DATASET EXCERPTS:
+++++

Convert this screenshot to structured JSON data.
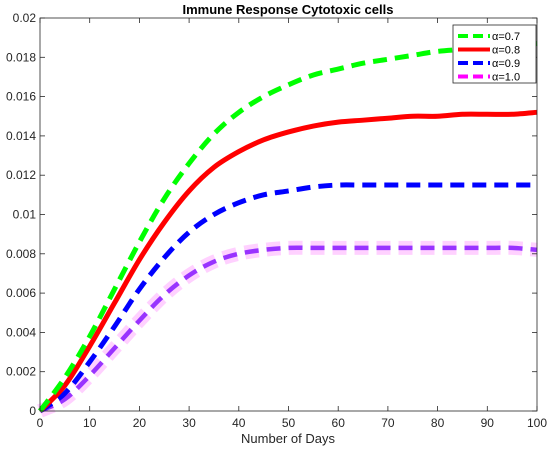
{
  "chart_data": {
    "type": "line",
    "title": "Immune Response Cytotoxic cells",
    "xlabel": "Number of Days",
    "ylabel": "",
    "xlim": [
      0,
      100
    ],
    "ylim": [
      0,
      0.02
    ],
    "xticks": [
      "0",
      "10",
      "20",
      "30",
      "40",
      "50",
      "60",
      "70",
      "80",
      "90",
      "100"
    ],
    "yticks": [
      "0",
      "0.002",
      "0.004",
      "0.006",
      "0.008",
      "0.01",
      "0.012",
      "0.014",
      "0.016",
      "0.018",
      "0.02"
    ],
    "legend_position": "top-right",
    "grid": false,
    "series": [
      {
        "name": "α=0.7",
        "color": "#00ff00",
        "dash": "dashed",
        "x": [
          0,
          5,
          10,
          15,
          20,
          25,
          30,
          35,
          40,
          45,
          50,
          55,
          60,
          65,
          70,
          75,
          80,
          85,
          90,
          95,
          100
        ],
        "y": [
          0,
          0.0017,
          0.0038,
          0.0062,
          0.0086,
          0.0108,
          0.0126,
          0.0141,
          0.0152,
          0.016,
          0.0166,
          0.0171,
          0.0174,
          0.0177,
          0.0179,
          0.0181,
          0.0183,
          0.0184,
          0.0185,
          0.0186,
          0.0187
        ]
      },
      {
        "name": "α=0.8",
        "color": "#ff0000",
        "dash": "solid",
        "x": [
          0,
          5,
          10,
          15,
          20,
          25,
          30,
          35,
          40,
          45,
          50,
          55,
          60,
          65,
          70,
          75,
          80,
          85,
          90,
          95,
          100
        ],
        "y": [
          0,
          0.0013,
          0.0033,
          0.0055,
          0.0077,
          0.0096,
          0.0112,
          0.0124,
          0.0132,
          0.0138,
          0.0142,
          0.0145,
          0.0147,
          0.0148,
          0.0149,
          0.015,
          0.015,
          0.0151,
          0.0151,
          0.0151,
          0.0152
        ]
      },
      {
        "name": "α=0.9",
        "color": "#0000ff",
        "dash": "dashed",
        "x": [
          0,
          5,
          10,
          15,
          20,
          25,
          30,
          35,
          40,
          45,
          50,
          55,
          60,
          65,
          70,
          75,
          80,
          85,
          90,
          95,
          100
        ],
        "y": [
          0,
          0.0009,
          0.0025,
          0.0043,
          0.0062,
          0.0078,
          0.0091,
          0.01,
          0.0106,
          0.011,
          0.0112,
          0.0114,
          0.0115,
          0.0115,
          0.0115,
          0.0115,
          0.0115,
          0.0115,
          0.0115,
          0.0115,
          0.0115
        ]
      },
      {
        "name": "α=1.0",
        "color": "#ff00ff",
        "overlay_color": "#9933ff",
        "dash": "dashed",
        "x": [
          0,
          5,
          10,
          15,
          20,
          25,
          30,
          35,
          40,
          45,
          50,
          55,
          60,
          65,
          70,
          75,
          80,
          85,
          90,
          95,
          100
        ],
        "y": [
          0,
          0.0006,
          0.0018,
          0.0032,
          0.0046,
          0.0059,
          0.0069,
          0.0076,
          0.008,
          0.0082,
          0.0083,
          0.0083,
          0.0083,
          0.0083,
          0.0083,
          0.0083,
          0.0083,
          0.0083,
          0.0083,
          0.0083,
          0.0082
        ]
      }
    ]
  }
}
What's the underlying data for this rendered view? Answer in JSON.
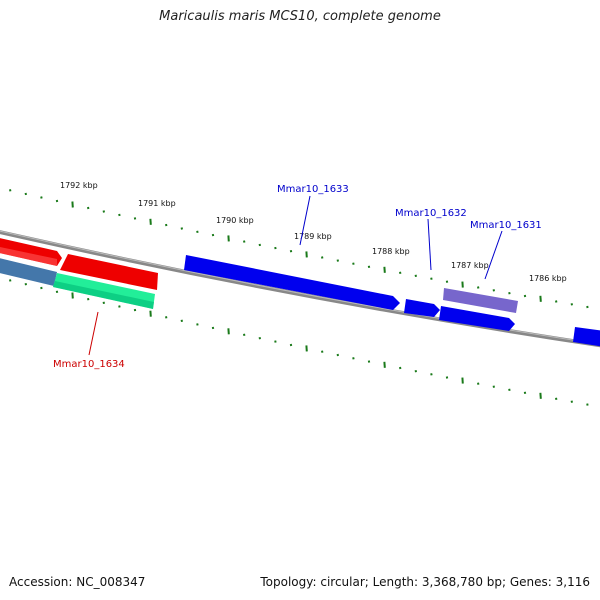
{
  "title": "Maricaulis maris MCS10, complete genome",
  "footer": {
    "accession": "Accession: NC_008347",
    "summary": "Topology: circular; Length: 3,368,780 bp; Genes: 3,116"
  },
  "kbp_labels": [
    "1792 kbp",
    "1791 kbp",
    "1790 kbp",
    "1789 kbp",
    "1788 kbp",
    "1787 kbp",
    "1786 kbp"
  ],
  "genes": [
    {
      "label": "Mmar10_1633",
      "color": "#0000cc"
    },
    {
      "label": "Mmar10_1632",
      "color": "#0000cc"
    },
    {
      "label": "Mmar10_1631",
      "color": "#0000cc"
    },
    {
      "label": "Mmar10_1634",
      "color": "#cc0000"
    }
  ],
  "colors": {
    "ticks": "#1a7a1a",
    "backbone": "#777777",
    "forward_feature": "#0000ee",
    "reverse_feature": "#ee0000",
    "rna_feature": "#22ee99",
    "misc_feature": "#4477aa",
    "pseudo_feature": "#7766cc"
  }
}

+++++

WORK REQUEST: Copy all of the material word for word, and include none of its pictures.

TASK OUTPUT:
Convert this screenshot to structured JSON data.
{
  "chart_data": {
    "type": "line",
    "title": "Immune Response Cytotoxic cells",
    "xlabel": "Number of Days",
    "ylabel": "",
    "xlim": [
      0,
      100
    ],
    "ylim": [
      0,
      0.02
    ],
    "xticks": [
      "0",
      "10",
      "20",
      "30",
      "40",
      "50",
      "60",
      "70",
      "80",
      "90",
      "100"
    ],
    "yticks": [
      "0",
      "0.002",
      "0.004",
      "0.006",
      "0.008",
      "0.01",
      "0.012",
      "0.014",
      "0.016",
      "0.018",
      "0.02"
    ],
    "legend_position": "top-right",
    "grid": false,
    "series": [
      {
        "name": "α=0.7",
        "color": "#00ff00",
        "dash": "dashed",
        "x": [
          0,
          5,
          10,
          15,
          20,
          25,
          30,
          35,
          40,
          45,
          50,
          55,
          60,
          65,
          70,
          75,
          80,
          85,
          90,
          95,
          100
        ],
        "y": [
          0,
          0.0017,
          0.0038,
          0.0062,
          0.0086,
          0.0108,
          0.0126,
          0.0141,
          0.0152,
          0.016,
          0.0166,
          0.0171,
          0.0174,
          0.0177,
          0.0179,
          0.0181,
          0.0183,
          0.0184,
          0.0185,
          0.0186,
          0.0187
        ]
      },
      {
        "name": "α=0.8",
        "color": "#ff0000",
        "dash": "solid",
        "x": [
          0,
          5,
          10,
          15,
          20,
          25,
          30,
          35,
          40,
          45,
          50,
          55,
          60,
          65,
          70,
          75,
          80,
          85,
          90,
          95,
          100
        ],
        "y": [
          0,
          0.0013,
          0.0033,
          0.0055,
          0.0077,
          0.0096,
          0.0112,
          0.0124,
          0.0132,
          0.0138,
          0.0142,
          0.0145,
          0.0147,
          0.0148,
          0.0149,
          0.015,
          0.015,
          0.0151,
          0.0151,
          0.0151,
          0.0152
        ]
      },
      {
        "name": "α=0.9",
        "color": "#0000ff",
        "dash": "dashed",
        "x": [
          0,
          5,
          10,
          15,
          20,
          25,
          30,
          35,
          40,
          45,
          50,
          55,
          60,
          65,
          70,
          75,
          80,
          85,
          90,
          95,
          100
        ],
        "y": [
          0,
          0.0009,
          0.0025,
          0.0043,
          0.0062,
          0.0078,
          0.0091,
          0.01,
          0.0106,
          0.011,
          0.0112,
          0.0114,
          0.0115,
          0.0115,
          0.0115,
          0.0115,
          0.0115,
          0.0115,
          0.0115,
          0.0115,
          0.0115
        ]
      },
      {
        "name": "α=1.0",
        "color": "#ff00ff",
        "overlay_color": "#9933ff",
        "dash": "dashed",
        "x": [
          0,
          5,
          10,
          15,
          20,
          25,
          30,
          35,
          40,
          45,
          50,
          55,
          60,
          65,
          70,
          75,
          80,
          85,
          90,
          95,
          100
        ],
        "y": [
          0,
          0.0006,
          0.0018,
          0.0032,
          0.0046,
          0.0059,
          0.0069,
          0.0076,
          0.008,
          0.0082,
          0.0083,
          0.0083,
          0.0083,
          0.0083,
          0.0083,
          0.0083,
          0.0083,
          0.0083,
          0.0083,
          0.0083,
          0.0082
        ]
      }
    ]
  }
}
What's the underlying data for this rendered view? Answer in JSON.
{
  "title": "Maricaulis maris MCS10, complete genome",
  "footer": {
    "accession": "Accession: NC_008347",
    "summary": "Topology: circular; Length: 3,368,780 bp; Genes: 3,116"
  },
  "kbp_labels": [
    "1792 kbp",
    "1791 kbp",
    "1790 kbp",
    "1789 kbp",
    "1788 kbp",
    "1787 kbp",
    "1786 kbp"
  ],
  "genes": [
    {
      "label": "Mmar10_1633",
      "color": "#0000cc"
    },
    {
      "label": "Mmar10_1632",
      "color": "#0000cc"
    },
    {
      "label": "Mmar10_1631",
      "color": "#0000cc"
    },
    {
      "label": "Mmar10_1634",
      "color": "#cc0000"
    }
  ],
  "colors": {
    "ticks": "#1a7a1a",
    "backbone": "#777777",
    "forward_feature": "#0000ee",
    "reverse_feature": "#ee0000",
    "rna_feature": "#22ee99",
    "misc_feature": "#4477aa",
    "pseudo_feature": "#7766cc"
  }
}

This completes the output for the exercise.